▶ **Aim**
In the listing below, count the lines containing the string "altas" and state only the number.

▶ **Figure record extracts**
#####

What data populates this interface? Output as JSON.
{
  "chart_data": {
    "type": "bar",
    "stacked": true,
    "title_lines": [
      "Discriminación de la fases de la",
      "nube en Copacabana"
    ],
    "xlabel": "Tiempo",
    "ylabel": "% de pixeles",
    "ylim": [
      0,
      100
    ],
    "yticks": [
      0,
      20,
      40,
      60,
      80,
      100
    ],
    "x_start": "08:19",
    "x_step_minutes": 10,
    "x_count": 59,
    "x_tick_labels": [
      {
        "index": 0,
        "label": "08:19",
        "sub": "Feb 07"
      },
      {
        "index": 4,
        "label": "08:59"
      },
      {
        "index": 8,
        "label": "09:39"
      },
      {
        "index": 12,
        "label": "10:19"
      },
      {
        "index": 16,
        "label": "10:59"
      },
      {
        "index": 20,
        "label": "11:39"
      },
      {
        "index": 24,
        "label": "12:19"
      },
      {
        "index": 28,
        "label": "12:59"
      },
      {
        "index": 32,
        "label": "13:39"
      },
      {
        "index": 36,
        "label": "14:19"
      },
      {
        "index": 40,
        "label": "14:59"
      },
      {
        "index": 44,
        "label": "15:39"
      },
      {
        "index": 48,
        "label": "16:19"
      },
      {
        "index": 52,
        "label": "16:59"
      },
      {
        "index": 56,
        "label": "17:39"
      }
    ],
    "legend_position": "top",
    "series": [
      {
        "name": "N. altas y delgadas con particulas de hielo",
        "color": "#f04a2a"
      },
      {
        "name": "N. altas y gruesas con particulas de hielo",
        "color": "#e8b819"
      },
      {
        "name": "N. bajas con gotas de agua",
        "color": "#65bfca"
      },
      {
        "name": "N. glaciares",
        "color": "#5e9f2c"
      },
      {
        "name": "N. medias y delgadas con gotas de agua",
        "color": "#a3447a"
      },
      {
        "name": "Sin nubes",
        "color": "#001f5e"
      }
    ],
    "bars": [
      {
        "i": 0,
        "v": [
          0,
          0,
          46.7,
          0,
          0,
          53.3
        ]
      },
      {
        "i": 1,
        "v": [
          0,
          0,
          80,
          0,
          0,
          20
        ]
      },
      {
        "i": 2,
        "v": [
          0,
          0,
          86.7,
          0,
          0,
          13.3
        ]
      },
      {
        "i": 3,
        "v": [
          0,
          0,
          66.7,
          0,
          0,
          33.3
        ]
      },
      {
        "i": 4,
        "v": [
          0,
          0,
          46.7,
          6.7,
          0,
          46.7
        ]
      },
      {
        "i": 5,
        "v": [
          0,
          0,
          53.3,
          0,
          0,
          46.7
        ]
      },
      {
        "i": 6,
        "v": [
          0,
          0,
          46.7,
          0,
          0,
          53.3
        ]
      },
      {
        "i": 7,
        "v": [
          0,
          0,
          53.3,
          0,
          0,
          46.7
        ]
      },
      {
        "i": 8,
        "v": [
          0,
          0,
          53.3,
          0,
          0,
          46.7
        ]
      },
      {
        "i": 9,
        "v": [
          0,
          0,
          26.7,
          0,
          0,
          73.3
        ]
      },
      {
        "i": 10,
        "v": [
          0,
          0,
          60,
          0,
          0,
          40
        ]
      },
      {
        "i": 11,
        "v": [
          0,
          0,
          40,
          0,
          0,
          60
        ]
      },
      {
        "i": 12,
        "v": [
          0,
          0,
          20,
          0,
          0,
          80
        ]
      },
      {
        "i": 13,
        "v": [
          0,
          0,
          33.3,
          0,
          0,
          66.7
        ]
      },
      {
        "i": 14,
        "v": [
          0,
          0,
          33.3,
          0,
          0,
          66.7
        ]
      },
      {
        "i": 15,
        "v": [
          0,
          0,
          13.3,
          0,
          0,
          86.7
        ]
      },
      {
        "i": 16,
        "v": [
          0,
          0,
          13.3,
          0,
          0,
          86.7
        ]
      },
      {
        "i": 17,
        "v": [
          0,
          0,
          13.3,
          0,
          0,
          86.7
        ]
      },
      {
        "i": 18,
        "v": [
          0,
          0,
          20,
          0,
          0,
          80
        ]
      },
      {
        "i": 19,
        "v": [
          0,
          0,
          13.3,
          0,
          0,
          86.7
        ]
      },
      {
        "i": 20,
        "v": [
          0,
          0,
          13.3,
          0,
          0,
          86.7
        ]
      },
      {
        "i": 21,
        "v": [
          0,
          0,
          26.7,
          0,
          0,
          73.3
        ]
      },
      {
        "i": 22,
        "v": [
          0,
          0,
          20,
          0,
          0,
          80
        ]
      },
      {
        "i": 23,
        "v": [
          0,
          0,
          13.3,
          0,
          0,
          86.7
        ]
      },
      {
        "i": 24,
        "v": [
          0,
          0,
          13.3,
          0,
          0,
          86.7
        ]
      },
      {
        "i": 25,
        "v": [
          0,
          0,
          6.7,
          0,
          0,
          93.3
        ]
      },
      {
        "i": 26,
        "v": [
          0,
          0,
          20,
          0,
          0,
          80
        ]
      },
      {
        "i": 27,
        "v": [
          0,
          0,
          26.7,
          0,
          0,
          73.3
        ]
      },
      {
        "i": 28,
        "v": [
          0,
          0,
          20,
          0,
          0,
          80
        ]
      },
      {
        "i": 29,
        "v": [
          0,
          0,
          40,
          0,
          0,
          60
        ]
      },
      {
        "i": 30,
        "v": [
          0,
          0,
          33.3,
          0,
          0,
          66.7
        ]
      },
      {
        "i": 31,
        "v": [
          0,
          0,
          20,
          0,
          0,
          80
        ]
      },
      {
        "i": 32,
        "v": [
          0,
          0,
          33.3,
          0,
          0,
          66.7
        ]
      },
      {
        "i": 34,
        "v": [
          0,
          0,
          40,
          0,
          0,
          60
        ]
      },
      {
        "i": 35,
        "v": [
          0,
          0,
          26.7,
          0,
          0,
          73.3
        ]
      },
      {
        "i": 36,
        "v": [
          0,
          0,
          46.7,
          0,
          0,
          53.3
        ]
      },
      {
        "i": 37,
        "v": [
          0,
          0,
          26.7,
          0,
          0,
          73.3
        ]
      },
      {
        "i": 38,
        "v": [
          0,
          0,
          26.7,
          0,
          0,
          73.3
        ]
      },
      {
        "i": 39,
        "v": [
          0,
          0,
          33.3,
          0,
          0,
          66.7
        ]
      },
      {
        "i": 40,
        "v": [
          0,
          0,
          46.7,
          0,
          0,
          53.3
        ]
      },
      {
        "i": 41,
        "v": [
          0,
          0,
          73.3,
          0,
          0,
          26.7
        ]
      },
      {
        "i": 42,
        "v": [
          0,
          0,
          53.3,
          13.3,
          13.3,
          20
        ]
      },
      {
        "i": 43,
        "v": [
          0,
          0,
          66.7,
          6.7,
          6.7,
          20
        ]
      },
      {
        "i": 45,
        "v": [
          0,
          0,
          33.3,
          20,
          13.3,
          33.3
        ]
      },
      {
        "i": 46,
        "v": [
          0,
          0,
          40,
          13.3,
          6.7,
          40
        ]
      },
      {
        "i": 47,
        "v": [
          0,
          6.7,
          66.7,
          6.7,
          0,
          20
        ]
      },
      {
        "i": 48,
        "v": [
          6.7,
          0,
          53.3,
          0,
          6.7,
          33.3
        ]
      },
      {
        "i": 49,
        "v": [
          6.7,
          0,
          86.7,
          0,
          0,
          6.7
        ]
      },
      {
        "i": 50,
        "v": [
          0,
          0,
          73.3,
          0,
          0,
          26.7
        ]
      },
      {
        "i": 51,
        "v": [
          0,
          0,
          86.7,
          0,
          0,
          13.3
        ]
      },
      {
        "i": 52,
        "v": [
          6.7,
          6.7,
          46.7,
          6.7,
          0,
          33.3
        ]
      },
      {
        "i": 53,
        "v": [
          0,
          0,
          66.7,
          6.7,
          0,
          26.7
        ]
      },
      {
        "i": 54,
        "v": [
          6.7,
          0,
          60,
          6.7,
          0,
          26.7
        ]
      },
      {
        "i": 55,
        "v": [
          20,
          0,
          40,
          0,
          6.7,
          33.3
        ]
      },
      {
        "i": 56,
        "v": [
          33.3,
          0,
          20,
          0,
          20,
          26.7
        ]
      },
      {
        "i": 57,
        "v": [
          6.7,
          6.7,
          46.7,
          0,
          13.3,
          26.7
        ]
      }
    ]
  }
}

#####

▶ **Solved problem**
2